> **Task brief**:
Line count for the string "mucus" in the records below: report that figure and nothing else.

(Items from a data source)
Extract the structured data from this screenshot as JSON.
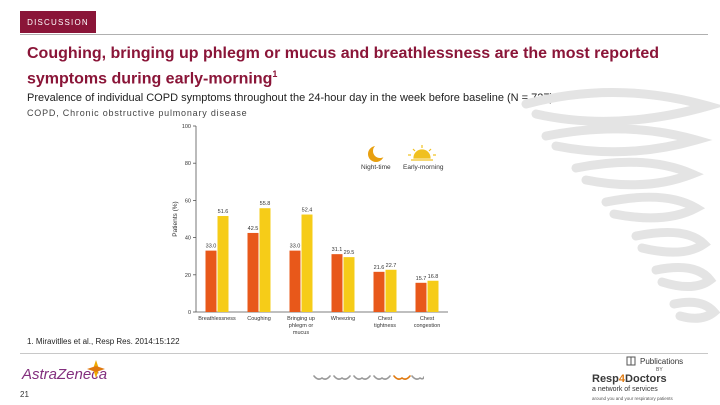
{
  "slide": {
    "section": "DISCUSSION",
    "title": "Coughing, bringing up phlegm or mucus and breathlessness are the most reported symptoms during early-morning",
    "title_sup": "1",
    "subtitle": "Prevalence of individual COPD symptoms throughout the 24-hour day in the week before baseline (N = 727).",
    "abbreviation": "COPD, Chronic obstructive pulmonary disease",
    "reference": "1. Miravitlles et al., Resp Res. 2014:15:122",
    "page_number": "21"
  },
  "footer": {
    "logo": "AstraZeneca",
    "publications": "Publications",
    "by": "BY",
    "brand_prefix": "Resp",
    "brand_number": "4",
    "brand_suffix": "Doctors",
    "brand_tagline": "a network of services",
    "brand_small": "around you and your respiratory patients"
  },
  "legend_labels": [
    "Night-time",
    "Early-morning"
  ],
  "chart_data": {
    "type": "bar",
    "ylabel": "Patients (%)",
    "ylim": [
      0,
      100
    ],
    "yticks": [
      0,
      20,
      40,
      60,
      80,
      100
    ],
    "categories": [
      [
        "Breathlessness"
      ],
      [
        "Coughing"
      ],
      [
        "Bringing up",
        "phlegm or",
        "mucus"
      ],
      [
        "Wheezing"
      ],
      [
        "Chest",
        "tightness"
      ],
      [
        "Chest",
        "congestion"
      ]
    ],
    "series": [
      {
        "name": "Night-time",
        "color": "#e8581a",
        "values": [
          33.0,
          42.5,
          33.0,
          31.1,
          21.6,
          15.7
        ],
        "labels": [
          "33.0",
          "42.5",
          "33.0",
          "31.1",
          "21.6",
          "15.7"
        ]
      },
      {
        "name": "Early-morning",
        "color": "#f6cc18",
        "values": [
          51.6,
          55.8,
          52.4,
          29.5,
          22.7,
          16.8
        ],
        "labels": [
          "51.6",
          "55.8",
          "52.4",
          "29.5",
          "22.7",
          "16.8"
        ]
      }
    ]
  }
}
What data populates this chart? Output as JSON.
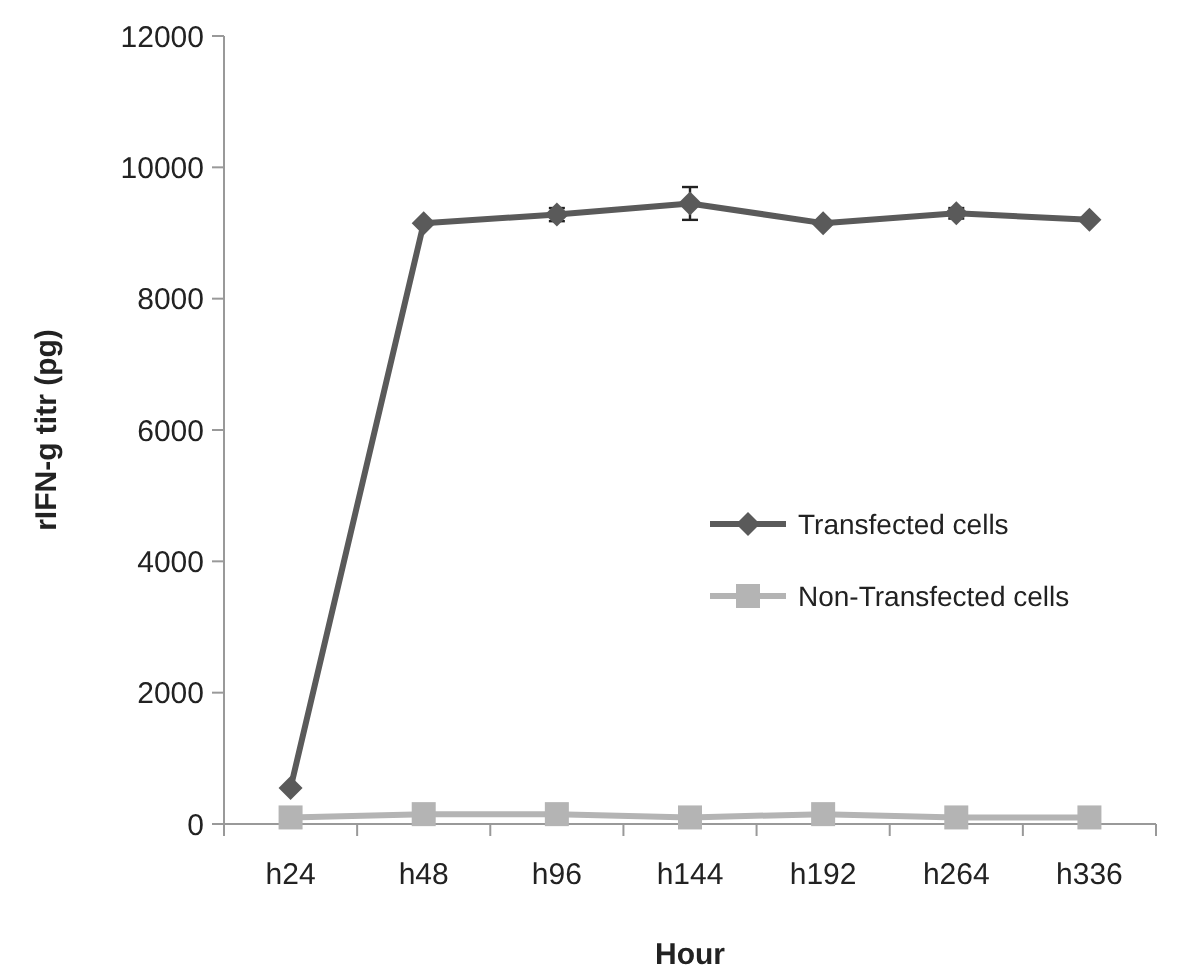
{
  "chart_data": {
    "type": "line",
    "xlabel": "Hour",
    "ylabel": "rIFN-g titr (pg)",
    "categories": [
      "h24",
      "h48",
      "h96",
      "h144",
      "h192",
      "h264",
      "h336"
    ],
    "series": [
      {
        "name": "Transfected cells",
        "color": "#5a5a5a",
        "marker": "diamond",
        "values": [
          550,
          9150,
          9280,
          9450,
          9150,
          9300,
          9200
        ],
        "errors": [
          null,
          null,
          100,
          250,
          null,
          80,
          null
        ]
      },
      {
        "name": "Non-Transfected cells",
        "color": "#b4b4b4",
        "marker": "square",
        "values": [
          100,
          150,
          150,
          100,
          150,
          100,
          100
        ]
      }
    ],
    "ylim": [
      0,
      12000
    ],
    "yticks": [
      0,
      2000,
      4000,
      6000,
      8000,
      10000,
      12000
    ],
    "grid": false,
    "legend": "right"
  }
}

> **Reply**:
2